[Goal] Return the records in full, exactly as given.

[Available records]

....

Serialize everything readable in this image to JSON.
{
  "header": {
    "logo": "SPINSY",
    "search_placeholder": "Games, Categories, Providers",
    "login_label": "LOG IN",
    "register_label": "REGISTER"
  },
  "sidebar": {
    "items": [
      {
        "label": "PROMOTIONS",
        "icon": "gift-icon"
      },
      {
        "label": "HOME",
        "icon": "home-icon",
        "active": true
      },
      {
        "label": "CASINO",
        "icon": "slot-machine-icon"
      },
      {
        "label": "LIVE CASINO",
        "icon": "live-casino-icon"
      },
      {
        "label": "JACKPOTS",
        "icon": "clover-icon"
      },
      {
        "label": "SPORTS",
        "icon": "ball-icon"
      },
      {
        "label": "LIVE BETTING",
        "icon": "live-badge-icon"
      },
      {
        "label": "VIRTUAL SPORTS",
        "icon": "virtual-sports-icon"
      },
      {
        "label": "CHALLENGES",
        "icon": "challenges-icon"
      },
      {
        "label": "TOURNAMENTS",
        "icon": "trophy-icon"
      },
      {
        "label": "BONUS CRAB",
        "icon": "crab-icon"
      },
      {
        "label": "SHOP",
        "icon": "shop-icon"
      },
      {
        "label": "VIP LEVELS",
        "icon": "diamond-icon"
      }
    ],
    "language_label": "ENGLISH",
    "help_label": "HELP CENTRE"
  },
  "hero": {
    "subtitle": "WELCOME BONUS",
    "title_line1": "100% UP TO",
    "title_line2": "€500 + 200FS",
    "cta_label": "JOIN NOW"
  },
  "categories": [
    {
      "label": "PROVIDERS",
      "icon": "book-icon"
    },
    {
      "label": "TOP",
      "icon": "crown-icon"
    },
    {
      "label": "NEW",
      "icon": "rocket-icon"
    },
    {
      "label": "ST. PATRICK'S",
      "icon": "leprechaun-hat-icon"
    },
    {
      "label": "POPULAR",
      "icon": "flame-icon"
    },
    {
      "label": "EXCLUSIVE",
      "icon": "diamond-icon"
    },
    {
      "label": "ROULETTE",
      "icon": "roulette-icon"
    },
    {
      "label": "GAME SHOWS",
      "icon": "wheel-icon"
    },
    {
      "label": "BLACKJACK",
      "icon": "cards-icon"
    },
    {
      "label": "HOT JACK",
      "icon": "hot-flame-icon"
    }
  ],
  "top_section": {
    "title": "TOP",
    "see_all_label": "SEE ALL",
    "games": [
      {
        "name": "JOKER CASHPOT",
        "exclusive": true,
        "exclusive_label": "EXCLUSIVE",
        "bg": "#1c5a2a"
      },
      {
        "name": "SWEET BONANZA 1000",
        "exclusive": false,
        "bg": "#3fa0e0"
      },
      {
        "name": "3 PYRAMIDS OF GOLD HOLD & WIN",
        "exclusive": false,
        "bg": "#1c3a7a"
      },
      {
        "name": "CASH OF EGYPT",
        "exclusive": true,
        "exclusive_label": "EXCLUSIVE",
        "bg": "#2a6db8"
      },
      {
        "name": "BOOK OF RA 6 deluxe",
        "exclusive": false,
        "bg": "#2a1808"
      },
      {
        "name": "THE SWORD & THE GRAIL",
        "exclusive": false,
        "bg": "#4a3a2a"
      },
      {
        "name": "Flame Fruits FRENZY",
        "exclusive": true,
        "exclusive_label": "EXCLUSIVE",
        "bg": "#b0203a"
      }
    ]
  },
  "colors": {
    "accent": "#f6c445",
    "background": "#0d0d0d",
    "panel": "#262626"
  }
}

....

[Exercise response]
Serialize everything readable in this image to JSON.
{
  "header": {
    "logo": "SPINSY",
    "search_placeholder": "Games, Categories, Providers",
    "login_label": "LOG IN",
    "register_label": "REGISTER"
  },
  "sidebar": {
    "items": [
      {
        "label": "PROMOTIONS",
        "icon": "gift-icon"
      },
      {
        "label": "HOME",
        "icon": "home-icon",
        "active": true
      },
      {
        "label": "CASINO",
        "icon": "slot-machine-icon"
      },
      {
        "label": "LIVE CASINO",
        "icon": "live-casino-icon"
      },
      {
        "label": "JACKPOTS",
        "icon": "clover-icon"
      },
      {
        "label": "SPORTS",
        "icon": "ball-icon"
      },
      {
        "label": "LIVE BETTING",
        "icon": "live-badge-icon"
      },
      {
        "label": "VIRTUAL SPORTS",
        "icon": "virtual-sports-icon"
      },
      {
        "label": "CHALLENGES",
        "icon": "challenges-icon"
      },
      {
        "label": "TOURNAMENTS",
        "icon": "trophy-icon"
      },
      {
        "label": "BONUS CRAB",
        "icon": "crab-icon"
      },
      {
        "label": "SHOP",
        "icon": "shop-icon"
      },
      {
        "label": "VIP LEVELS",
        "icon": "diamond-icon"
      }
    ],
    "language_label": "ENGLISH",
    "help_label": "HELP CENTRE"
  },
  "hero": {
    "subtitle": "WELCOME BONUS",
    "title_line1": "100% UP TO",
    "title_line2": "€500 + 200FS",
    "cta_label": "JOIN NOW"
  },
  "categories": [
    {
      "label": "PROVIDERS",
      "icon": "book-icon"
    },
    {
      "label": "TOP",
      "icon": "crown-icon"
    },
    {
      "label": "NEW",
      "icon": "rocket-icon"
    },
    {
      "label": "ST. PATRICK'S",
      "icon": "leprechaun-hat-icon"
    },
    {
      "label": "POPULAR",
      "icon": "flame-icon"
    },
    {
      "label": "EXCLUSIVE",
      "icon": "diamond-icon"
    },
    {
      "label": "ROULETTE",
      "icon": "roulette-icon"
    },
    {
      "label": "GAME SHOWS",
      "icon": "wheel-icon"
    },
    {
      "label": "BLACKJACK",
      "icon": "cards-icon"
    },
    {
      "label": "HOT JACK",
      "icon": "hot-flame-icon"
    }
  ],
  "top_section": {
    "title": "TOP",
    "see_all_label": "SEE ALL",
    "games": [
      {
        "name": "JOKER CASHPOT",
        "exclusive": true,
        "exclusive_label": "EXCLUSIVE",
        "bg": "#1c5a2a"
      },
      {
        "name": "SWEET BONANZA 1000",
        "exclusive": false,
        "bg": "#3fa0e0"
      },
      {
        "name": "3 PYRAMIDS OF GOLD HOLD & WIN",
        "exclusive": false,
        "bg": "#1c3a7a"
      },
      {
        "name": "CASH OF EGYPT",
        "exclusive": true,
        "exclusive_label": "EXCLUSIVE",
        "bg": "#2a6db8"
      },
      {
        "name": "BOOK OF RA 6 deluxe",
        "exclusive": false,
        "bg": "#2a1808"
      },
      {
        "name": "THE SWORD & THE GRAIL",
        "exclusive": false,
        "bg": "#4a3a2a"
      },
      {
        "name": "Flame Fruits FRENZY",
        "exclusive": true,
        "exclusive_label": "EXCLUSIVE",
        "bg": "#b0203a"
      }
    ]
  },
  "colors": {
    "accent": "#f6c445",
    "background": "#0d0d0d",
    "panel": "#262626"
  }
}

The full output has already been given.